- _Given task_
How many lines of the records below contain the word "placeholder"? Answer with the number alone.

═════ Supplied data ═════

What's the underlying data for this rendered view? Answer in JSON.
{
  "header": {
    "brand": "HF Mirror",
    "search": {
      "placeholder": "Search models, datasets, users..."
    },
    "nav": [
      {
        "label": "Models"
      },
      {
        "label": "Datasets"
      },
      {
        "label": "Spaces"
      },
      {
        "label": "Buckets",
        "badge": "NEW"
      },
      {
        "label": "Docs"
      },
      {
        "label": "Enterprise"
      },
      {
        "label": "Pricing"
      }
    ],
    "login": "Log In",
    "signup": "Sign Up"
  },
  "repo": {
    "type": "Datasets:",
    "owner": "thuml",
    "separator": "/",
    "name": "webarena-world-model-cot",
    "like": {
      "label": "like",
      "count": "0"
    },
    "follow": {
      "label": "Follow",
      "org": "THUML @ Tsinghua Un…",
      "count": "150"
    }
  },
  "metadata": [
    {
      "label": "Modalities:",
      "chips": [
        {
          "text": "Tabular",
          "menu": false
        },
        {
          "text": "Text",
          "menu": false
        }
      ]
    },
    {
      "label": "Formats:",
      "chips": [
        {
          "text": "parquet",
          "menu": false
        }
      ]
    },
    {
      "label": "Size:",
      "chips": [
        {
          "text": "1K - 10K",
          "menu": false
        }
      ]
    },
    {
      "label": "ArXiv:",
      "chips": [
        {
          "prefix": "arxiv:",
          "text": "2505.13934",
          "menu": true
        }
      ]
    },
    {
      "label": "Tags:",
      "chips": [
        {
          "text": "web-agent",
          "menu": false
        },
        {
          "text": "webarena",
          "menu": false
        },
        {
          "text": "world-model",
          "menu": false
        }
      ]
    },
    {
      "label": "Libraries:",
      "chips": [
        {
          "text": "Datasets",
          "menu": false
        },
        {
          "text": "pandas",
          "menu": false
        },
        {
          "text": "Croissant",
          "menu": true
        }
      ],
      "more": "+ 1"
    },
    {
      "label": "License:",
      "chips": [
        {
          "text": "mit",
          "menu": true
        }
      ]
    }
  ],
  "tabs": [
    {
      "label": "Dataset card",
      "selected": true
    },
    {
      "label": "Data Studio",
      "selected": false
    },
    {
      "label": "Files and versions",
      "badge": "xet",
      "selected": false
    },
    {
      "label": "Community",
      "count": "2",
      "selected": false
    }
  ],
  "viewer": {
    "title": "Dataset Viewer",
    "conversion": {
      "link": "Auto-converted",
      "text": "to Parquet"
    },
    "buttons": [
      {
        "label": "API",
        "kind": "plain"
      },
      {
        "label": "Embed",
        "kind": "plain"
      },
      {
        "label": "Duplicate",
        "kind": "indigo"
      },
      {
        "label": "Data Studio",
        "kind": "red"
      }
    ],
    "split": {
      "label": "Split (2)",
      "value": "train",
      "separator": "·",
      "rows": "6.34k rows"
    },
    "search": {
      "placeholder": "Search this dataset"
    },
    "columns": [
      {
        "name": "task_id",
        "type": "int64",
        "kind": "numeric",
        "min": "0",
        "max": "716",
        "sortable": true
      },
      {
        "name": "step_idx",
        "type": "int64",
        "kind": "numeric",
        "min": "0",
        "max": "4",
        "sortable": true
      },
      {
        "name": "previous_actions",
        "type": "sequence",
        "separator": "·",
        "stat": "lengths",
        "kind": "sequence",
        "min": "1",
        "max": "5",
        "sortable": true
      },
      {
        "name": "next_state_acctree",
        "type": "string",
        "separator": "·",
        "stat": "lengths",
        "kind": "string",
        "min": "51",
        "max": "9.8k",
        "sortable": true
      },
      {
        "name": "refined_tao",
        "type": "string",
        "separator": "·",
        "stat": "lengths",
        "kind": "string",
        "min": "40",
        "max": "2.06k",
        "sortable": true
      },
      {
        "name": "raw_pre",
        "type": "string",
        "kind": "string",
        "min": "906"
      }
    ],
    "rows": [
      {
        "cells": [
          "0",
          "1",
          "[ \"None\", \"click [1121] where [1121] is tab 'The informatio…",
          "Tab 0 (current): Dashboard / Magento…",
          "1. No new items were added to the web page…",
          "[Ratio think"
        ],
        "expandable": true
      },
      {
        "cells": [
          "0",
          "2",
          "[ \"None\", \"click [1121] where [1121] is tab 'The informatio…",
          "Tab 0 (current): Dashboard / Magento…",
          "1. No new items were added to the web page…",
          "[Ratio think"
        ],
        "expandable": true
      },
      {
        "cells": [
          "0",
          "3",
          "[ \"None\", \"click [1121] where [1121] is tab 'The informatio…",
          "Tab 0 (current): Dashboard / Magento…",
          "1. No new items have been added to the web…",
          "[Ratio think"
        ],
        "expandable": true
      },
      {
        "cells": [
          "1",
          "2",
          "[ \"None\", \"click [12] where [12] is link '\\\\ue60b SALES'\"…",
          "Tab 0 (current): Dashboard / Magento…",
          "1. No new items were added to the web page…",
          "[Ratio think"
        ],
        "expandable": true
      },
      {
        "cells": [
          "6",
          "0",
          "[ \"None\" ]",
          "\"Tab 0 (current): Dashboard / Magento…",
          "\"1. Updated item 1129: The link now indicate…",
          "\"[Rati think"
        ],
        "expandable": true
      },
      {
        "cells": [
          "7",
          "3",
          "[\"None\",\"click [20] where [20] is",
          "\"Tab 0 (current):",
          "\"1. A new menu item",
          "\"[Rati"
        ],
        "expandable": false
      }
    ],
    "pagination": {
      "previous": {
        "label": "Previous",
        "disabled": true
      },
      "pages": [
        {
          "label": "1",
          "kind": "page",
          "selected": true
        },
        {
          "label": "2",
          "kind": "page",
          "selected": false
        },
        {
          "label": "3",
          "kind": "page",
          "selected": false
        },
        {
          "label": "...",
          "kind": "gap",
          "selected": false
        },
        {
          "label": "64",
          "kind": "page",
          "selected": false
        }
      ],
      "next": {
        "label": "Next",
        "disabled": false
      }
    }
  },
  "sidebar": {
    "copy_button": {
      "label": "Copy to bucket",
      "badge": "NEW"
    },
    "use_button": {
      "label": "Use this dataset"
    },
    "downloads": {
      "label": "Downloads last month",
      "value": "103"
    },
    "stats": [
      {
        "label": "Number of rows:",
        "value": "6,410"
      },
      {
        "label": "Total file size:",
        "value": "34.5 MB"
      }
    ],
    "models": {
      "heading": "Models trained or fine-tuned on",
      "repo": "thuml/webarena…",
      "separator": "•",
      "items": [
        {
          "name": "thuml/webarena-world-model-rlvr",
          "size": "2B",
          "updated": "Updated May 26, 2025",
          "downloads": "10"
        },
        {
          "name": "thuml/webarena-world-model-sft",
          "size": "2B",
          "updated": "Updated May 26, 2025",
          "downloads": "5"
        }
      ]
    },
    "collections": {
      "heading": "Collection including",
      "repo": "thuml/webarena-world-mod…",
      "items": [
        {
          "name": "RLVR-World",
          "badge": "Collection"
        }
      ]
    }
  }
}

═════

- _Exercise response_
2